** PROBLEM **
Copy out all of the material exactly.

* Start RECORDS TO PROCESS *

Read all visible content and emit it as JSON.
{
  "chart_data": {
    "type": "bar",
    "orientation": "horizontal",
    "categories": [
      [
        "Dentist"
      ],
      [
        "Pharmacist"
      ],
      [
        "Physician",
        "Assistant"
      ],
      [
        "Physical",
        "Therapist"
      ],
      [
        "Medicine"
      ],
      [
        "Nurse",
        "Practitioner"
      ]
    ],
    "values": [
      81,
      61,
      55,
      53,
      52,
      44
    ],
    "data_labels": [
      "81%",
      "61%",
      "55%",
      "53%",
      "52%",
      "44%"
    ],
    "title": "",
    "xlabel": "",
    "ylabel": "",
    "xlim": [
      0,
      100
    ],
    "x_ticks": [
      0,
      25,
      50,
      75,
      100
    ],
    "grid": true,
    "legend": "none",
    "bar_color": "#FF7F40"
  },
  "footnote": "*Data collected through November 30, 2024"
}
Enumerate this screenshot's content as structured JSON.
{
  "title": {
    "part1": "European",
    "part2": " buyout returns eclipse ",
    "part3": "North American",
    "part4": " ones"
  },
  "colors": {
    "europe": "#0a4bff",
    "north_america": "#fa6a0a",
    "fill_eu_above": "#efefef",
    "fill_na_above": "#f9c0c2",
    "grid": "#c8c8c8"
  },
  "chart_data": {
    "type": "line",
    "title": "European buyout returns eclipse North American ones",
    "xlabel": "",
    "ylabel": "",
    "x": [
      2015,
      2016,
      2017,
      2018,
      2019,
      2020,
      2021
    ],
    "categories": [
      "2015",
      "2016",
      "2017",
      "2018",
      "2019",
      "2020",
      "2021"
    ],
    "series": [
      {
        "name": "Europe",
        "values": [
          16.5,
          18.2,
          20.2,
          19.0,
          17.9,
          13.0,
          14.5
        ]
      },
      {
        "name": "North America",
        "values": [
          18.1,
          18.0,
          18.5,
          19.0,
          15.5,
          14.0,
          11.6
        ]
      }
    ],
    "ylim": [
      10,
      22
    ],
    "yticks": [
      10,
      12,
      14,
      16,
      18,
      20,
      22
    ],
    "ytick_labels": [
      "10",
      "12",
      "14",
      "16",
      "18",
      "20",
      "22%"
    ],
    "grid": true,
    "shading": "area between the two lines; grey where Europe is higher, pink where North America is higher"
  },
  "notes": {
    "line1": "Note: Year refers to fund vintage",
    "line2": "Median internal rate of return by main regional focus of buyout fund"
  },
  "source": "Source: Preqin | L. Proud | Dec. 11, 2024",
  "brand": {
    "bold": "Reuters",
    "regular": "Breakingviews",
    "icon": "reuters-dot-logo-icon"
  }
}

* End RECORDS TO PROCESS *

** TASK RESPONSE **
Read all visible content and emit it as JSON.
{
  "chart_data": {
    "type": "bar",
    "orientation": "horizontal",
    "categories": [
      [
        "Dentist"
      ],
      [
        "Pharmacist"
      ],
      [
        "Physician",
        "Assistant"
      ],
      [
        "Physical",
        "Therapist"
      ],
      [
        "Medicine"
      ],
      [
        "Nurse",
        "Practitioner"
      ]
    ],
    "values": [
      81,
      61,
      55,
      53,
      52,
      44
    ],
    "data_labels": [
      "81%",
      "61%",
      "55%",
      "53%",
      "52%",
      "44%"
    ],
    "title": "",
    "xlabel": "",
    "ylabel": "",
    "xlim": [
      0,
      100
    ],
    "x_ticks": [
      0,
      25,
      50,
      75,
      100
    ],
    "grid": true,
    "legend": "none",
    "bar_color": "#FF7F40"
  },
  "footnote": "*Data collected through November 30, 2024"
}
Enumerate this screenshot's content as structured JSON.
{
  "title": {
    "part1": "European",
    "part2": " buyout returns eclipse ",
    "part3": "North American",
    "part4": " ones"
  },
  "colors": {
    "europe": "#0a4bff",
    "north_america": "#fa6a0a",
    "fill_eu_above": "#efefef",
    "fill_na_above": "#f9c0c2",
    "grid": "#c8c8c8"
  },
  "chart_data": {
    "type": "line",
    "title": "European buyout returns eclipse North American ones",
    "xlabel": "",
    "ylabel": "",
    "x": [
      2015,
      2016,
      2017,
      2018,
      2019,
      2020,
      2021
    ],
    "categories": [
      "2015",
      "2016",
      "2017",
      "2018",
      "2019",
      "2020",
      "2021"
    ],
    "series": [
      {
        "name": "Europe",
        "values": [
          16.5,
          18.2,
          20.2,
          19.0,
          17.9,
          13.0,
          14.5
        ]
      },
      {
        "name": "North America",
        "values": [
          18.1,
          18.0,
          18.5,
          19.0,
          15.5,
          14.0,
          11.6
        ]
      }
    ],
    "ylim": [
      10,
      22
    ],
    "yticks": [
      10,
      12,
      14,
      16,
      18,
      20,
      22
    ],
    "ytick_labels": [
      "10",
      "12",
      "14",
      "16",
      "18",
      "20",
      "22%"
    ],
    "grid": true,
    "shading": "area between the two lines; grey where Europe is higher, pink where North America is higher"
  },
  "notes": {
    "line1": "Note: Year refers to fund vintage",
    "line2": "Median internal rate of return by main regional focus of buyout fund"
  },
  "source": "Source: Preqin | L. Proud | Dec. 11, 2024",
  "brand": {
    "bold": "Reuters",
    "regular": "Breakingviews",
    "icon": "reuters-dot-logo-icon"
  }
}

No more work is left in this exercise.